Output the material below unchanged, apart from leaving out the pictures.

**STORED ROWS:**
┏━━

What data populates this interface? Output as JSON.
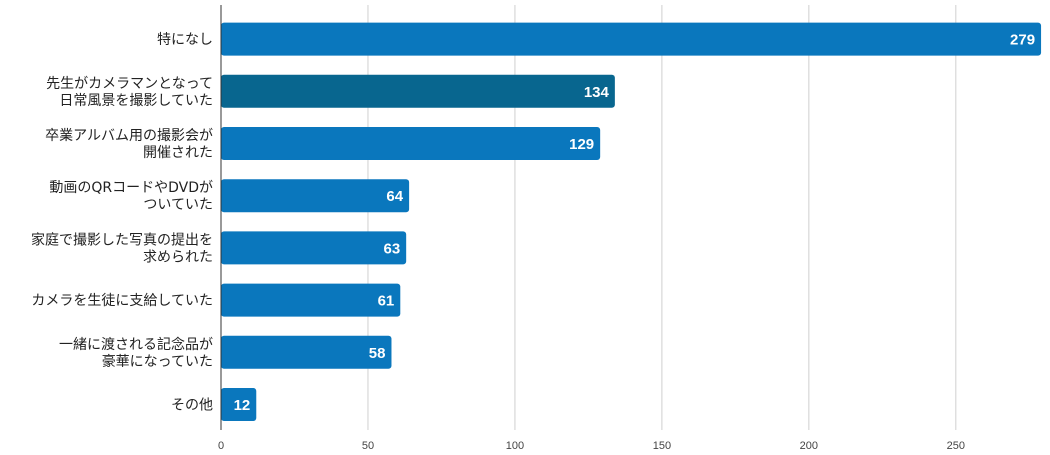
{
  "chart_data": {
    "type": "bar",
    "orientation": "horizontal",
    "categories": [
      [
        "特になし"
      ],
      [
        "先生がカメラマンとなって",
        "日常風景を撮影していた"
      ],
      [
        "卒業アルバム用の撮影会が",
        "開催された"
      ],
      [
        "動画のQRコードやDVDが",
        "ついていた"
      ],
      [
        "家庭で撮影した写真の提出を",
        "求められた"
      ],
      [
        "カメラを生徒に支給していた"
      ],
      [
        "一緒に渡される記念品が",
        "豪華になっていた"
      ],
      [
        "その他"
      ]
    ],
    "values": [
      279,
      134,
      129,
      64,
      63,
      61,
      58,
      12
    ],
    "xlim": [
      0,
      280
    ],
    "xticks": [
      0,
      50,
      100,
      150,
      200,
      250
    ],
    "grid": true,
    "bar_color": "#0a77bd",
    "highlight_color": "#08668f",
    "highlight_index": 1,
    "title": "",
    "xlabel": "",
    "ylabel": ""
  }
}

┗━━

**ANSWER IN FULL:**
What data populates this interface? Output as JSON.
{
  "chart_data": {
    "type": "bar",
    "orientation": "horizontal",
    "categories": [
      [
        "特になし"
      ],
      [
        "先生がカメラマンとなって",
        "日常風景を撮影していた"
      ],
      [
        "卒業アルバム用の撮影会が",
        "開催された"
      ],
      [
        "動画のQRコードやDVDが",
        "ついていた"
      ],
      [
        "家庭で撮影した写真の提出を",
        "求められた"
      ],
      [
        "カメラを生徒に支給していた"
      ],
      [
        "一緒に渡される記念品が",
        "豪華になっていた"
      ],
      [
        "その他"
      ]
    ],
    "values": [
      279,
      134,
      129,
      64,
      63,
      61,
      58,
      12
    ],
    "xlim": [
      0,
      280
    ],
    "xticks": [
      0,
      50,
      100,
      150,
      200,
      250
    ],
    "grid": true,
    "bar_color": "#0a77bd",
    "highlight_color": "#08668f",
    "highlight_index": 1,
    "title": "",
    "xlabel": "",
    "ylabel": ""
  }
}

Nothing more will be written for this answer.